THE PROBLEM
Check every line of the data below for the string "Adiabat", and copy the ones that hold it.

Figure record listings
◇ ◇ ◇ ◇ ◇ ◇ ◇
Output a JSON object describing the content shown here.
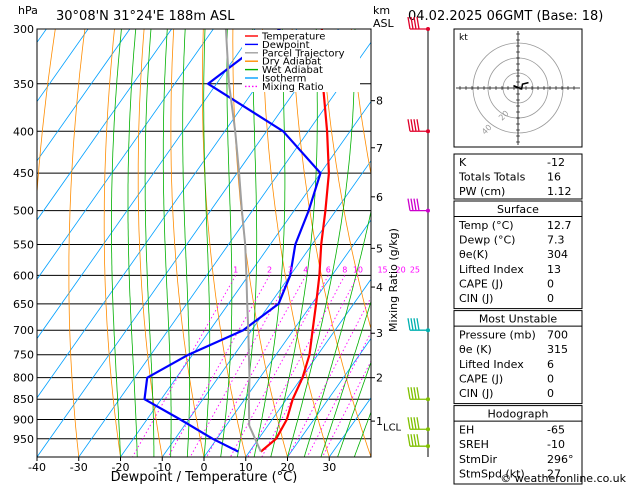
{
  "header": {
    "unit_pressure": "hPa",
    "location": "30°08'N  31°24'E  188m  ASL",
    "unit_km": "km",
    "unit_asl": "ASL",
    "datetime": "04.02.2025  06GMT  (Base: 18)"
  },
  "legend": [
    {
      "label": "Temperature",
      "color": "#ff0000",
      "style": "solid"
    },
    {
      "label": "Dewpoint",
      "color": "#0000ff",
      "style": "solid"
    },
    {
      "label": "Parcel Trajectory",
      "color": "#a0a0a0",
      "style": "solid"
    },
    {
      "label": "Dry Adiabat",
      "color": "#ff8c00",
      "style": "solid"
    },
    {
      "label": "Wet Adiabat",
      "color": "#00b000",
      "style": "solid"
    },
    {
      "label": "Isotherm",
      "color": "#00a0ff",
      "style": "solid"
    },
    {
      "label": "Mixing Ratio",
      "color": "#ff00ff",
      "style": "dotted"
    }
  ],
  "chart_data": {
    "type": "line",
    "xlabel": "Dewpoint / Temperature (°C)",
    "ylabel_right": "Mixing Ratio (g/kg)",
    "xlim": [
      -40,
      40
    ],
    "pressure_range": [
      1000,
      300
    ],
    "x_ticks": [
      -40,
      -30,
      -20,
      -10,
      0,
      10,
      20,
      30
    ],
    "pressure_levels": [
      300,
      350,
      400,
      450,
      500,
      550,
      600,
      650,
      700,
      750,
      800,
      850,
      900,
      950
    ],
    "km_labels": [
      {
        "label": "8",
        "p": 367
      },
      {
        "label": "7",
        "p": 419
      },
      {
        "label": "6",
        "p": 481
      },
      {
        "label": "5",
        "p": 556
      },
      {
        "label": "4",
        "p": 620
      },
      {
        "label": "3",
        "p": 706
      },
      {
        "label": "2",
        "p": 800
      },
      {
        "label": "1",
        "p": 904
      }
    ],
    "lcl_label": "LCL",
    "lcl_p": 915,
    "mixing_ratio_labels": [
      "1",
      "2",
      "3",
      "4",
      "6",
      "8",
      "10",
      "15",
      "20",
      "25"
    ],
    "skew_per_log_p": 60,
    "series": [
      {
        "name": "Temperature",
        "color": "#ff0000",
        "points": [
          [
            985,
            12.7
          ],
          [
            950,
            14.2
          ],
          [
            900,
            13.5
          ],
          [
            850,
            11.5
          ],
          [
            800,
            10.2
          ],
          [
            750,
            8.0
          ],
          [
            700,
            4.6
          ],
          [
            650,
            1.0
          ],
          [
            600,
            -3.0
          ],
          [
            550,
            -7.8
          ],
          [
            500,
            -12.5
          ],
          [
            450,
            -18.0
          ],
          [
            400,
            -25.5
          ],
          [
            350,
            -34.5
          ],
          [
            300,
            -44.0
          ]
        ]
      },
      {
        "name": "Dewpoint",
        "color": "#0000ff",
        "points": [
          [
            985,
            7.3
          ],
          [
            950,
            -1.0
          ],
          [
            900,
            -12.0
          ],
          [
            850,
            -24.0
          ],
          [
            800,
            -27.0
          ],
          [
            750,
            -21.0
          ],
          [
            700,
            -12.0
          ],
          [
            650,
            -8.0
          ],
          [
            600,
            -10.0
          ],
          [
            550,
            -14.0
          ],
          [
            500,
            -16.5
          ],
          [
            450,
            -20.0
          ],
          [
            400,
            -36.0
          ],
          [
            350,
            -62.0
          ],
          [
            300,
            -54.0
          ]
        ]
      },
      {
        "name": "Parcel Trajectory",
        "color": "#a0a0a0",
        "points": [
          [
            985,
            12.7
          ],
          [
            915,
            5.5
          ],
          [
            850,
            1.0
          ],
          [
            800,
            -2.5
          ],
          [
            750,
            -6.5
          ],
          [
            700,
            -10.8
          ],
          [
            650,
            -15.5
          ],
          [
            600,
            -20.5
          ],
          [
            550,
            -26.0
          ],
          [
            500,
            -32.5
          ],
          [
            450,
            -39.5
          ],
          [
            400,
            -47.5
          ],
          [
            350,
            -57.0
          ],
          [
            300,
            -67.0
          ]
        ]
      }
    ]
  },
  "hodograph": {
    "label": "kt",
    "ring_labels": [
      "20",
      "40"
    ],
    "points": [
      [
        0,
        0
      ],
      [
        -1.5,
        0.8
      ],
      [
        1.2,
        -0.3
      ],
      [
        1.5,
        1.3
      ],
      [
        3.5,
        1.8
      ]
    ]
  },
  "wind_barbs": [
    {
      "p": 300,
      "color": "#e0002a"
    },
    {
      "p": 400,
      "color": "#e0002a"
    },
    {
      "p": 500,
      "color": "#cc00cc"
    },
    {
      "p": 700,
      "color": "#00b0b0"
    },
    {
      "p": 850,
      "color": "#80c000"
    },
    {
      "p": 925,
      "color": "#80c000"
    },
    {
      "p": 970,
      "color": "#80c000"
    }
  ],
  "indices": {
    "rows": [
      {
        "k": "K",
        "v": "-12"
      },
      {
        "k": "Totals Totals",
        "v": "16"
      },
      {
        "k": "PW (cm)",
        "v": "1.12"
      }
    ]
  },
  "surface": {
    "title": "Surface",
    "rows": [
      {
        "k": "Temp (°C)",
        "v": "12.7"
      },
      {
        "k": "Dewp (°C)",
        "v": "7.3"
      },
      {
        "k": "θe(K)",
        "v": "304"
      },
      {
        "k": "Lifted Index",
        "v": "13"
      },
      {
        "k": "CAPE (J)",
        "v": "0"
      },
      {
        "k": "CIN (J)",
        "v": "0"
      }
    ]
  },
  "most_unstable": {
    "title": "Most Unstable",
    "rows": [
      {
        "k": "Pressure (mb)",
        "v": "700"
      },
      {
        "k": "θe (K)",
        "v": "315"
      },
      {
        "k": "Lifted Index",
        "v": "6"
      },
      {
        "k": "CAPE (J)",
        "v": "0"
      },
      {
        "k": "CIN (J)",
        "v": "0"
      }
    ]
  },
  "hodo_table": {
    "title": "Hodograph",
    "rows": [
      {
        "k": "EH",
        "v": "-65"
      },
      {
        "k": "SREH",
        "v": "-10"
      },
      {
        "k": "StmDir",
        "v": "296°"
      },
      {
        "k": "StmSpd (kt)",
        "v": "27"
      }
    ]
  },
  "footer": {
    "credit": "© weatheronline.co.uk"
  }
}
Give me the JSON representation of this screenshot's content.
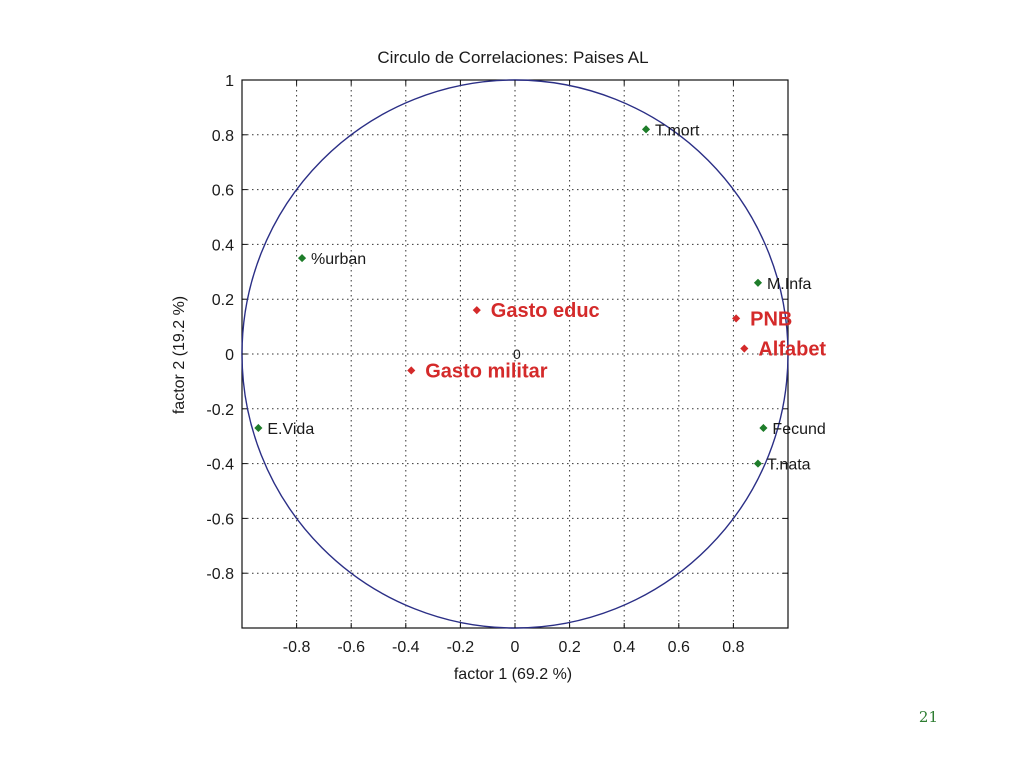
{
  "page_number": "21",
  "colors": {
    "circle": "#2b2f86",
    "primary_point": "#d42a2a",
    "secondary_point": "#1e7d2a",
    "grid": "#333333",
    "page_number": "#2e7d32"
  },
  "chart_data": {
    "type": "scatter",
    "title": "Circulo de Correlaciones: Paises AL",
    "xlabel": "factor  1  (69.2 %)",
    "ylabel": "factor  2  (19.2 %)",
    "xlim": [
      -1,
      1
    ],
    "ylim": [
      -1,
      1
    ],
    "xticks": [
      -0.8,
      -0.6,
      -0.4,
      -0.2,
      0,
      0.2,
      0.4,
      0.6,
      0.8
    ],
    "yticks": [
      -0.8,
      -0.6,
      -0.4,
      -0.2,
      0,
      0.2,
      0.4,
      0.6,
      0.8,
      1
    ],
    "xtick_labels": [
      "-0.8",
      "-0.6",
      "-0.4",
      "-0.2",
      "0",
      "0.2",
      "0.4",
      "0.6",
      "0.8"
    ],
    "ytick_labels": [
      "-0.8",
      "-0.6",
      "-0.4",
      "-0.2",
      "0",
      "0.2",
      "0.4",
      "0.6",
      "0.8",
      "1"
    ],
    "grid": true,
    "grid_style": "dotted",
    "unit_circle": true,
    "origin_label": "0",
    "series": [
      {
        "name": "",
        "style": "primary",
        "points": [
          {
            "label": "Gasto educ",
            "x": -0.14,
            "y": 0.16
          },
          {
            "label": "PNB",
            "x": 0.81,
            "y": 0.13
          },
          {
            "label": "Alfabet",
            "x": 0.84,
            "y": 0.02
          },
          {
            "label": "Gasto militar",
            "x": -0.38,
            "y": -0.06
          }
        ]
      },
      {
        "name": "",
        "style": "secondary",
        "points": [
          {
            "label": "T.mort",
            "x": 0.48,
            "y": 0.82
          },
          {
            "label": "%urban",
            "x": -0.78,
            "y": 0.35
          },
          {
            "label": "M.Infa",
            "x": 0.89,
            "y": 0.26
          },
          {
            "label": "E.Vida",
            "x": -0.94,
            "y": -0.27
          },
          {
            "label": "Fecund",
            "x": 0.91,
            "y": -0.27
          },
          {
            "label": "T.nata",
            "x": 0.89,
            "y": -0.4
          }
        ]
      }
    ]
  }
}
◇ ◇ ◇ ◇ ◇ ◇ ◇
EXERCISE SOLUTION
      "label": "Dry Adiabat",
      "label": "Wet Adiabat",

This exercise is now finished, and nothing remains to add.